Collection entries >>
= = = =
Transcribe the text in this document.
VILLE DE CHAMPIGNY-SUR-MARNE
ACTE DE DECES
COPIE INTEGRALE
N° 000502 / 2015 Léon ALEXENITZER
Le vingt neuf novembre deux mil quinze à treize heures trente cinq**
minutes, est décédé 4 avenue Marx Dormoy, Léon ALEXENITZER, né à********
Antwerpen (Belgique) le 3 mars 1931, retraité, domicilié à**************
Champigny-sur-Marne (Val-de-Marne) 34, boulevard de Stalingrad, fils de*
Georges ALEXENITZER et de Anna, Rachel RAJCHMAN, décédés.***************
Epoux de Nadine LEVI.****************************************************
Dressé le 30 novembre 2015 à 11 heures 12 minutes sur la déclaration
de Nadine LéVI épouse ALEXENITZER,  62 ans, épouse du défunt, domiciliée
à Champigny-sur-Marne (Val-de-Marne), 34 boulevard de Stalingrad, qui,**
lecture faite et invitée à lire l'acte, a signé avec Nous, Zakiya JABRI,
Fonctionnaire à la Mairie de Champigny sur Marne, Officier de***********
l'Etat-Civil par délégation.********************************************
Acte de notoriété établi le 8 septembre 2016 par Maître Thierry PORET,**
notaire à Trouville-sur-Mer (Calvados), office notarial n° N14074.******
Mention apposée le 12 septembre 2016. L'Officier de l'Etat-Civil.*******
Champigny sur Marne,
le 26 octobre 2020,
= = = =
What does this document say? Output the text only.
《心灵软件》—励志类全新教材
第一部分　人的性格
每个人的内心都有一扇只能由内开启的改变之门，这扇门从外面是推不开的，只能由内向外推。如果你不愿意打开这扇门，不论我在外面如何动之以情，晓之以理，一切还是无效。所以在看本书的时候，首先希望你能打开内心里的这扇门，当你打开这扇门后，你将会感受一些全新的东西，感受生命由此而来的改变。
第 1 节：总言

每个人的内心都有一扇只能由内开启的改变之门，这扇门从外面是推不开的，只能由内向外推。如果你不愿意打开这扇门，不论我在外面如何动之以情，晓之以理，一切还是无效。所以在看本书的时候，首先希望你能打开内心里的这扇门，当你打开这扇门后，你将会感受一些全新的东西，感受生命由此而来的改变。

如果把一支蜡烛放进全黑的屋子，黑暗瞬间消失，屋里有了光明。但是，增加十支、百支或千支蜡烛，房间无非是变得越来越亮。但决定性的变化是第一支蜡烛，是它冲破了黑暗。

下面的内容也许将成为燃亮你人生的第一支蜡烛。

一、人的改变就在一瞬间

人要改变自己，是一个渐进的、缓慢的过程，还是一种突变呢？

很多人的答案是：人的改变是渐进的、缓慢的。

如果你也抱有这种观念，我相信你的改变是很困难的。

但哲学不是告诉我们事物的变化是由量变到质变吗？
= = = =
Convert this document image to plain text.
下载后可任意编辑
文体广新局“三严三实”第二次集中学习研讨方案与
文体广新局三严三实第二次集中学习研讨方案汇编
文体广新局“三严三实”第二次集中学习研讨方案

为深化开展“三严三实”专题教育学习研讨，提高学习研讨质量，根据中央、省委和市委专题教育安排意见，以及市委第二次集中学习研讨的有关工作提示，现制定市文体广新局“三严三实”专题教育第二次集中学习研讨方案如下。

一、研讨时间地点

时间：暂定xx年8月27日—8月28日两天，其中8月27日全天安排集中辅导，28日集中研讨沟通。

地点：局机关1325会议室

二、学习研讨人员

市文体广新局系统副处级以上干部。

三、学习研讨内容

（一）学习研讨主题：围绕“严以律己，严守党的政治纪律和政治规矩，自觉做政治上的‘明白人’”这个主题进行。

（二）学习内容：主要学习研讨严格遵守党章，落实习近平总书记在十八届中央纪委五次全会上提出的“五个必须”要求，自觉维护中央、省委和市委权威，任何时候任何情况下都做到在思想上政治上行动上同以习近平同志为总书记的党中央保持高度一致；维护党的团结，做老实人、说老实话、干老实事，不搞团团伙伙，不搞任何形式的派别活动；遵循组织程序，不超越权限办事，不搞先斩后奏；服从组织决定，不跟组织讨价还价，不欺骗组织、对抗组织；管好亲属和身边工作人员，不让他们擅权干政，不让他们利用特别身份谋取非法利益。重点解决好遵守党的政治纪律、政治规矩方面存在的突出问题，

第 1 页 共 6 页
= = = =
Aim of the task >> Copy all lines from the material that hold "text".

Result >>
Transcribe the text in this document.
What does this document say? Output the text only.
Convert this document image to plain text.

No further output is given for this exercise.